— START —
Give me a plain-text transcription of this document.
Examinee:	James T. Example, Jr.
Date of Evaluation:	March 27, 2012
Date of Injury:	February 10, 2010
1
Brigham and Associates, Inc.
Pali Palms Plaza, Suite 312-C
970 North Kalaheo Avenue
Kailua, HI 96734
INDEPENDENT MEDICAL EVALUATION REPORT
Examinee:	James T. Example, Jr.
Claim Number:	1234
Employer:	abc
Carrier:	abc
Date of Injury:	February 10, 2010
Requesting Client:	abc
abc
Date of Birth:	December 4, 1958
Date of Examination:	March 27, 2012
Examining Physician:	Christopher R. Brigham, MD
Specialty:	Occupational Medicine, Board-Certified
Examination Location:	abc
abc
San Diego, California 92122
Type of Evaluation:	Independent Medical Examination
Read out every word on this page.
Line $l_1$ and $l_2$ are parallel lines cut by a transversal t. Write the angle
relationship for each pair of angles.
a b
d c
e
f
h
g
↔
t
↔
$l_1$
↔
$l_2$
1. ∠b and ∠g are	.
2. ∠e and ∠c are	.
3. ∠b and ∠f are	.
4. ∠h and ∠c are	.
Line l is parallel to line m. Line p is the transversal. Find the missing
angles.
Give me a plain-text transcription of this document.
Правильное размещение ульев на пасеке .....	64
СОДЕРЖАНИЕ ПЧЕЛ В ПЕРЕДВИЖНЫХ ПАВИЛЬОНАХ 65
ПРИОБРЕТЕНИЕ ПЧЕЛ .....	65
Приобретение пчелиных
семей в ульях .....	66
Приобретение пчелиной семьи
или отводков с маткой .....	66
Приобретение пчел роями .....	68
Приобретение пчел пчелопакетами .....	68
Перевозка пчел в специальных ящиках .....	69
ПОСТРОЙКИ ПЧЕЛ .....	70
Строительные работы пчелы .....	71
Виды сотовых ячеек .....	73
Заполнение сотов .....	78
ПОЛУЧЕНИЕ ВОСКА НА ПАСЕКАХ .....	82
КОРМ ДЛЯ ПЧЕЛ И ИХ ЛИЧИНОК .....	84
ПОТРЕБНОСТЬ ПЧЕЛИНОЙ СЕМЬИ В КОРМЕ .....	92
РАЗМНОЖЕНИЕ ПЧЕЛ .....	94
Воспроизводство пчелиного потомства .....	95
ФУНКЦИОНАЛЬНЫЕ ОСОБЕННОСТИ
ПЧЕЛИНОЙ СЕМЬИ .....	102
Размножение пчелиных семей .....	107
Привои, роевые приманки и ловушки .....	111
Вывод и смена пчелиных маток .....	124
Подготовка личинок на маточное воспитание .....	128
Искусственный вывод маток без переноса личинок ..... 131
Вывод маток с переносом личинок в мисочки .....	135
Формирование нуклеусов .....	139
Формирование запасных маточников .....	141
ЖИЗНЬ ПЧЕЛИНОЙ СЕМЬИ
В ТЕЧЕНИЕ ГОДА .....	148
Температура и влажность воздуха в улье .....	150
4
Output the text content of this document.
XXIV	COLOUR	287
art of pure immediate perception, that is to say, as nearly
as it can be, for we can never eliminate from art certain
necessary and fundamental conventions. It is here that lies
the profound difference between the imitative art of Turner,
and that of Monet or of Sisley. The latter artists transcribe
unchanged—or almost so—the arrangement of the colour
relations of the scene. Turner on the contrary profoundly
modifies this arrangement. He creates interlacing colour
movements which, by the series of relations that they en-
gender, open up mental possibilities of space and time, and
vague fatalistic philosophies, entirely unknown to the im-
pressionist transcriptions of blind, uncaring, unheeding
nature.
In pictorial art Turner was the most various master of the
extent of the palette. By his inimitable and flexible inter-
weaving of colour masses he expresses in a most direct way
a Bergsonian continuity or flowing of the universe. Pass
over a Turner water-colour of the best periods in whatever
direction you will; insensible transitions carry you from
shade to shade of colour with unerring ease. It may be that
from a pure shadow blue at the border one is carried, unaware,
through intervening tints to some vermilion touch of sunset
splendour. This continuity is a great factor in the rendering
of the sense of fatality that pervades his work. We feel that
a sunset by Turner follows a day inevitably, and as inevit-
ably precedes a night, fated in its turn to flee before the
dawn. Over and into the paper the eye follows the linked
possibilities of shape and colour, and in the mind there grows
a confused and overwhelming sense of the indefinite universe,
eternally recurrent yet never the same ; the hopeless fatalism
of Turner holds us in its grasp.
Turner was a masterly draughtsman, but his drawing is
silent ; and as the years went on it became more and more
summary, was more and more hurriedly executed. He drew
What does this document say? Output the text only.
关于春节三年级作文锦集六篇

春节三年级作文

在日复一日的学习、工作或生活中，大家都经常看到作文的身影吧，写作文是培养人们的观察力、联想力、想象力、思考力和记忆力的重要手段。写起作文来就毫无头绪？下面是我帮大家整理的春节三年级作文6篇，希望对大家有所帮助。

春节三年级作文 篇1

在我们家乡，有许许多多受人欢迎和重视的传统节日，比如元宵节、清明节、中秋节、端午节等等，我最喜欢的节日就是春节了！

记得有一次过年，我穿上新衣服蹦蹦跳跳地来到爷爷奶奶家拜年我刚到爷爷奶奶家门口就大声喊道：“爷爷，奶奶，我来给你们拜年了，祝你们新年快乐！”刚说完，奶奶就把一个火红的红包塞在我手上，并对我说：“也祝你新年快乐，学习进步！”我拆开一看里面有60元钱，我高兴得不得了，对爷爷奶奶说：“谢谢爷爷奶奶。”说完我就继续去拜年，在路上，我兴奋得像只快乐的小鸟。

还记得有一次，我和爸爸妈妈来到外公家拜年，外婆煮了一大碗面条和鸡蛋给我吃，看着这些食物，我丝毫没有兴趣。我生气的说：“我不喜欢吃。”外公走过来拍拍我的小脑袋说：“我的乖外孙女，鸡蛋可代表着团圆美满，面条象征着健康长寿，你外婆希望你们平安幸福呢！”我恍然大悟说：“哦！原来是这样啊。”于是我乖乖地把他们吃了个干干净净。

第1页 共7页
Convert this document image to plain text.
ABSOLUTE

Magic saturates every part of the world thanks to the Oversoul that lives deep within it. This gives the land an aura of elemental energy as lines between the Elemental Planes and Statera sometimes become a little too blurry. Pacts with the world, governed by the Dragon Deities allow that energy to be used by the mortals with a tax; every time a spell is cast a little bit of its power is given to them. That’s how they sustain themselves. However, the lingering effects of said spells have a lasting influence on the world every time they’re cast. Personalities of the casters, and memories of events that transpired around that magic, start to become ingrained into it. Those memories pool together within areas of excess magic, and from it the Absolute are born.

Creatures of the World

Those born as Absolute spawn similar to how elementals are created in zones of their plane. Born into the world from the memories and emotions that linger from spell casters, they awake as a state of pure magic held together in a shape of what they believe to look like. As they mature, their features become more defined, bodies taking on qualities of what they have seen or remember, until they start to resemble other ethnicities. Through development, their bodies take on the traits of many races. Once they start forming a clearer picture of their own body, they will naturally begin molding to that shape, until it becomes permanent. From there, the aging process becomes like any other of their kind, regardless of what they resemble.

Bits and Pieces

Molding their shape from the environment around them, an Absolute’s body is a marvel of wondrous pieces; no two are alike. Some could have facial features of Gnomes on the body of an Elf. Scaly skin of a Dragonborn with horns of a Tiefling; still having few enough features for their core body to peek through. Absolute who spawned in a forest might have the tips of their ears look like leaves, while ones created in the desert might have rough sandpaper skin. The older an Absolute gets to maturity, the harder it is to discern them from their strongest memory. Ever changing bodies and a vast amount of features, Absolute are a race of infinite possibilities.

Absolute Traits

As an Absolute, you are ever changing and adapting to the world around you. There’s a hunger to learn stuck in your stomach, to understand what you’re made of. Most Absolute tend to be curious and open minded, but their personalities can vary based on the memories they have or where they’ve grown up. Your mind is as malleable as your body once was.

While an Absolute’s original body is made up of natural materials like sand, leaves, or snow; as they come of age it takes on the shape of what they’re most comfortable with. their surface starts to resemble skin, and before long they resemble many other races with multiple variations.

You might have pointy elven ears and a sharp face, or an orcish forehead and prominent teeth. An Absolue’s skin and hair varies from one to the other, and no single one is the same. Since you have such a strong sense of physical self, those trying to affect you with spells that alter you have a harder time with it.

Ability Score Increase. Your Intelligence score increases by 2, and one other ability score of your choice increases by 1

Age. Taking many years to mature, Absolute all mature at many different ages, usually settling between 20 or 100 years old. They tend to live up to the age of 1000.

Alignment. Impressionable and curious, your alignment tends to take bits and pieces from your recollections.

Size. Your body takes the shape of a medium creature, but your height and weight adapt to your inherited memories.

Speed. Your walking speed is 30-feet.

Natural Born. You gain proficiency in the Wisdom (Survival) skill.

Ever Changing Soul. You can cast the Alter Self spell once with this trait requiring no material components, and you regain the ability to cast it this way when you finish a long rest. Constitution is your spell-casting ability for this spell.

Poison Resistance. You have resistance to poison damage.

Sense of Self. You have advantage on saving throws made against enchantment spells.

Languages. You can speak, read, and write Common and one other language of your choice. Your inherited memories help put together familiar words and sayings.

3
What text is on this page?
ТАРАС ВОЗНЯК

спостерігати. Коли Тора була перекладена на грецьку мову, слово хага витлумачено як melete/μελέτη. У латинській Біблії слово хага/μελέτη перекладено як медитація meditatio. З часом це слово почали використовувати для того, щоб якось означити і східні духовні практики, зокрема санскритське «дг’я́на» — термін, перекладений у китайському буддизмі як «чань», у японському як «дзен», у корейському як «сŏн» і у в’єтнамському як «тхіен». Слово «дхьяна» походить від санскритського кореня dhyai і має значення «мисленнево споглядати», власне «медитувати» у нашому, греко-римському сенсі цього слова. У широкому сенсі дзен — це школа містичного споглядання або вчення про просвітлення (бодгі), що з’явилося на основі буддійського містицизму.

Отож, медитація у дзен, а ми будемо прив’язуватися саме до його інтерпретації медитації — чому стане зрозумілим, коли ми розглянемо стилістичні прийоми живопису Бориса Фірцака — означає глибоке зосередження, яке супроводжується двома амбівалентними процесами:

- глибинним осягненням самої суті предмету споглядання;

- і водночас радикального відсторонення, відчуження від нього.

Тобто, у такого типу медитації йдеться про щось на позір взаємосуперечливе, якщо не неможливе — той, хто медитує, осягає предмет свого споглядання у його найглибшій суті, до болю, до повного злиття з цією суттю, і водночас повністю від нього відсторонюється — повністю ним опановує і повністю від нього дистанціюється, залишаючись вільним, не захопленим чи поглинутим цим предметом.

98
— END —
What is being asked:
Take every line from the data above that holds "семей" and copy it out.

Solution:
семей в ульях .....	66
Размножение пчелиных семей .....	107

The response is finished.